The entries that follow should be written out exactly.

+===+

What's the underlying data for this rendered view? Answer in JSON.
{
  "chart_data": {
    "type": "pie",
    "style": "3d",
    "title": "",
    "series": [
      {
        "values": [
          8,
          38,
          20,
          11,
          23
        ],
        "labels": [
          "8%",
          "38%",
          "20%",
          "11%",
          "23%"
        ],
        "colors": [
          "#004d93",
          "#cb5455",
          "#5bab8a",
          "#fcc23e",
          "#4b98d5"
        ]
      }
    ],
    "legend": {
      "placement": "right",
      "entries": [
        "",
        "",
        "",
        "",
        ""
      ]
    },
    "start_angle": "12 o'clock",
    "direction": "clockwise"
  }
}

+===+

**Result**
What's the underlying data for this rendered view? Answer in JSON.
{
  "chart_data": {
    "type": "pie",
    "style": "3d",
    "title": "",
    "series": [
      {
        "values": [
          8,
          38,
          20,
          11,
          23
        ],
        "labels": [
          "8%",
          "38%",
          "20%",
          "11%",
          "23%"
        ],
        "colors": [
          "#004d93",
          "#cb5455",
          "#5bab8a",
          "#fcc23e",
          "#4b98d5"
        ]
      }
    ],
    "legend": {
      "placement": "right",
      "entries": [
        "",
        "",
        "",
        "",
        ""
      ]
    },
    "start_angle": "12 o'clock",
    "direction": "clockwise"
  }
}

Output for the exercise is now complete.